**The exercise**:
Identify the lines in the data below that contain "LINEAR" and give only how many there are.
** start The input **
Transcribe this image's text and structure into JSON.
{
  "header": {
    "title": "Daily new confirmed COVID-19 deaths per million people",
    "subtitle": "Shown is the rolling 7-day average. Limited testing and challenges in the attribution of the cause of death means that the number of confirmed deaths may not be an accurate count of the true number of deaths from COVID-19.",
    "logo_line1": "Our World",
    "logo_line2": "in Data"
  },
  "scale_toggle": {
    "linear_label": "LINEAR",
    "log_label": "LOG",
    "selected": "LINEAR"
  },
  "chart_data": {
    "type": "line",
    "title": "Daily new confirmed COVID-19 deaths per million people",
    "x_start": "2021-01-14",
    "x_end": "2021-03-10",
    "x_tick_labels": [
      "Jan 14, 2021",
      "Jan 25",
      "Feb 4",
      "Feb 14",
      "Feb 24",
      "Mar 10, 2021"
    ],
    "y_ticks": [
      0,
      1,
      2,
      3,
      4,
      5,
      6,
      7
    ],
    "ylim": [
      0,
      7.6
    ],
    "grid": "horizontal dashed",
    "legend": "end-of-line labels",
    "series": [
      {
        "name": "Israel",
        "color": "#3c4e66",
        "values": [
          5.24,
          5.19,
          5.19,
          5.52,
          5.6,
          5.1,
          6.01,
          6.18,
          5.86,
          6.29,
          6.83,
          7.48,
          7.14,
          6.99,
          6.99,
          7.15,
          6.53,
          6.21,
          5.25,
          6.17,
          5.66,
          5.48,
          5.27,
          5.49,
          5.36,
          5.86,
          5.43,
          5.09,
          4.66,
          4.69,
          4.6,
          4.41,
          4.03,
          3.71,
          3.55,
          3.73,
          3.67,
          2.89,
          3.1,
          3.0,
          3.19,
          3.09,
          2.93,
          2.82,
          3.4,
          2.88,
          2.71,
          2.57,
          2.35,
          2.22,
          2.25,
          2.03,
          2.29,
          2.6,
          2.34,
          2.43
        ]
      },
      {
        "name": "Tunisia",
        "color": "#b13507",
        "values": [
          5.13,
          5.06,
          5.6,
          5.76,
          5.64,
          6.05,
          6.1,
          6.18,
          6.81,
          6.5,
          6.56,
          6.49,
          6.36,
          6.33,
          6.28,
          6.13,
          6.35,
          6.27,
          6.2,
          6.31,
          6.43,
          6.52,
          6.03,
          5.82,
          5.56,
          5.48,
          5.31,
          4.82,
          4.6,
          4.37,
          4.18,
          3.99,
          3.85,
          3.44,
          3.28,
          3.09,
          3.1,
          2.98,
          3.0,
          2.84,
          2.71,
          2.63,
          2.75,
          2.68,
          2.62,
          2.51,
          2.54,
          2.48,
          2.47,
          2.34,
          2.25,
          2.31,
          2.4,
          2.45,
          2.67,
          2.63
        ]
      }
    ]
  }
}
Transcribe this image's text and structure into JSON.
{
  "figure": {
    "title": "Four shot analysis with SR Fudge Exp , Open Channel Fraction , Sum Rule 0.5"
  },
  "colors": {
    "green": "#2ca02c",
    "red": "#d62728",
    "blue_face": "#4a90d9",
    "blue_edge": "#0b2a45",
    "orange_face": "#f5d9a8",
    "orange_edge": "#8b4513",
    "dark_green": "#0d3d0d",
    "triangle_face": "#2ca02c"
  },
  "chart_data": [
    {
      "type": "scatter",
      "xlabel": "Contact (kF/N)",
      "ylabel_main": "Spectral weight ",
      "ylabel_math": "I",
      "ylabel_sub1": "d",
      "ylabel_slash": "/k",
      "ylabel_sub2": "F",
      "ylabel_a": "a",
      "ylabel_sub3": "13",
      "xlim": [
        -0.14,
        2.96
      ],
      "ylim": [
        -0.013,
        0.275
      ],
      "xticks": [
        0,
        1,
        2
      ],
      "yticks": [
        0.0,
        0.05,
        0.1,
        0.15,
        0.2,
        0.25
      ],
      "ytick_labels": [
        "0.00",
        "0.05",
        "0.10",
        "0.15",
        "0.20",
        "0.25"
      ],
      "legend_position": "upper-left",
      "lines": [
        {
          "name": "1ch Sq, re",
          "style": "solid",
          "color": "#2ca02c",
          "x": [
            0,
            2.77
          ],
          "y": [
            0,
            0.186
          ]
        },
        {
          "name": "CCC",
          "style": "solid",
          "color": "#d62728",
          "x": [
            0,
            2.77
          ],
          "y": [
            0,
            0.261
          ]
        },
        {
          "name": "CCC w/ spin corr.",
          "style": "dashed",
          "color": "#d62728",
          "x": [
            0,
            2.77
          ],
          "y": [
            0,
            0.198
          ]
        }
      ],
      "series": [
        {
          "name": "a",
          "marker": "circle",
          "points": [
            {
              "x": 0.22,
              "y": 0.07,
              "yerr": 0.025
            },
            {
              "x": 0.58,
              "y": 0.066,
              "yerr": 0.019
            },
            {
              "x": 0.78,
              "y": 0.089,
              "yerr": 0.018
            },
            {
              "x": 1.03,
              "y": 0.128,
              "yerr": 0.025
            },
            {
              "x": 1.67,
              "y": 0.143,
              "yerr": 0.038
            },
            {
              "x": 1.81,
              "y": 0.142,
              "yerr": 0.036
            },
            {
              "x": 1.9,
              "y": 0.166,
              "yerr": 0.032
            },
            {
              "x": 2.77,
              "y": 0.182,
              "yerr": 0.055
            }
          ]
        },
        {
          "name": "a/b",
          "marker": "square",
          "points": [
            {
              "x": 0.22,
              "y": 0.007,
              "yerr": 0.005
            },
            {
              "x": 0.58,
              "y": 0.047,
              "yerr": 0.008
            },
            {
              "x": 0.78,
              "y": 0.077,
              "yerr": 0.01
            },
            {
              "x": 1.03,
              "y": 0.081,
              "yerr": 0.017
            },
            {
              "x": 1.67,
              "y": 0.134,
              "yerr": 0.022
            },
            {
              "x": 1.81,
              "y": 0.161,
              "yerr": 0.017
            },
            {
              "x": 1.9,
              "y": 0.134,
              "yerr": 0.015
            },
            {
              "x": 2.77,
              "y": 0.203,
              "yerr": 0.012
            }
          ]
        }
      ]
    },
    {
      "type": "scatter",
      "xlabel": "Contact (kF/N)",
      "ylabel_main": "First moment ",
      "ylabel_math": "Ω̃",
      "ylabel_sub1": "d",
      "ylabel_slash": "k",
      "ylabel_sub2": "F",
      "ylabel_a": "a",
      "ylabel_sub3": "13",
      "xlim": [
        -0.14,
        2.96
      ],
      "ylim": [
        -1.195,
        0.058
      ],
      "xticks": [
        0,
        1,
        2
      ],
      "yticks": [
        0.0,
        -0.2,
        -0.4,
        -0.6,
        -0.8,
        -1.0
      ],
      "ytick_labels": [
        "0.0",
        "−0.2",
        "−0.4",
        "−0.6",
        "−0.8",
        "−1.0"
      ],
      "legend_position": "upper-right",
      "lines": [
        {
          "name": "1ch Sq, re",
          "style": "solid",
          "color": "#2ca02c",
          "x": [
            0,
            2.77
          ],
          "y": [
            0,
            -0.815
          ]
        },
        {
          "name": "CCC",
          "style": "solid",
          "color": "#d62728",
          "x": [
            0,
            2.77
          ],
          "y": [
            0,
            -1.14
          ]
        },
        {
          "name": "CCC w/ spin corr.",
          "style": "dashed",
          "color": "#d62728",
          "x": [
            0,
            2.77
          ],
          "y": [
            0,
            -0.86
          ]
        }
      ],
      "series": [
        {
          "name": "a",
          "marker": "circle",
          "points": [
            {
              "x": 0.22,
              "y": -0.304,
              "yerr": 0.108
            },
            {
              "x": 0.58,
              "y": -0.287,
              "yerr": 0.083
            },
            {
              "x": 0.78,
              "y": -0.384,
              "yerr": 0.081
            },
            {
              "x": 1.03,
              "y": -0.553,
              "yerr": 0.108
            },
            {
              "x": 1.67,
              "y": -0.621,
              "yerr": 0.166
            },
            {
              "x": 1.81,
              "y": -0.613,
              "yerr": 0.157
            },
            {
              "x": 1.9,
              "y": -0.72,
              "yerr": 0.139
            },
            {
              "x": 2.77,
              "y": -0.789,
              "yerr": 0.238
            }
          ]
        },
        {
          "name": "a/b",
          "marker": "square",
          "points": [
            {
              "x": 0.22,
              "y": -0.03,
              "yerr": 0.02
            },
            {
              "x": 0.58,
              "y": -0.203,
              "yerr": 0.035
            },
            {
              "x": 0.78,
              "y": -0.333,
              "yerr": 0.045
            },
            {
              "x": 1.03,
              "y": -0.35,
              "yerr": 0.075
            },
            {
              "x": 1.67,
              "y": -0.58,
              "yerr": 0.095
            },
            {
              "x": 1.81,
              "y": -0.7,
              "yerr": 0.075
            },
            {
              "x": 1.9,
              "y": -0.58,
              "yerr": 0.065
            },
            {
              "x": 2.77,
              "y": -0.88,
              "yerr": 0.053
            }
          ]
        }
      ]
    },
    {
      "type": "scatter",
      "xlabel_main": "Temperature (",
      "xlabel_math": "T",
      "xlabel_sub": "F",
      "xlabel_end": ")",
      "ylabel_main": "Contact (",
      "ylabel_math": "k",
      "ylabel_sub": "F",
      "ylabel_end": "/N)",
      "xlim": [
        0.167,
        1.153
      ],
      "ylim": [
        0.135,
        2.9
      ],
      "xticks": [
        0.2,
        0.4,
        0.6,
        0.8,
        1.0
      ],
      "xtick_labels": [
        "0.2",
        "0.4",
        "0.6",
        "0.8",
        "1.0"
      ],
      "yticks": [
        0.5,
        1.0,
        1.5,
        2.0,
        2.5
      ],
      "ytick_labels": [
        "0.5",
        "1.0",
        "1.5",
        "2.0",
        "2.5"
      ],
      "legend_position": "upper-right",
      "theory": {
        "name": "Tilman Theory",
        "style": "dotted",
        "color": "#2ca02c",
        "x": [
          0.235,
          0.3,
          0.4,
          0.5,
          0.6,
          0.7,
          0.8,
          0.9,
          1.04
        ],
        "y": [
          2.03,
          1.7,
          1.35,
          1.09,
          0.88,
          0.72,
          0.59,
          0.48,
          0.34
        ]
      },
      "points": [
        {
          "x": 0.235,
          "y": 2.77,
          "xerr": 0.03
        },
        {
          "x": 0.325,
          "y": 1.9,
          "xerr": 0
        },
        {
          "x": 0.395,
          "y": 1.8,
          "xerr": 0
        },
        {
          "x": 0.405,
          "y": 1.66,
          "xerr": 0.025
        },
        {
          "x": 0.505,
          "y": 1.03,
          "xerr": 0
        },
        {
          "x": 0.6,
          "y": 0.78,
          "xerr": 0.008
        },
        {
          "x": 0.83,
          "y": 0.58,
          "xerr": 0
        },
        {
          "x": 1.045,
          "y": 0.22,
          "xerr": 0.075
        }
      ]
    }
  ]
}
** end The input **
**Problem solution**:
2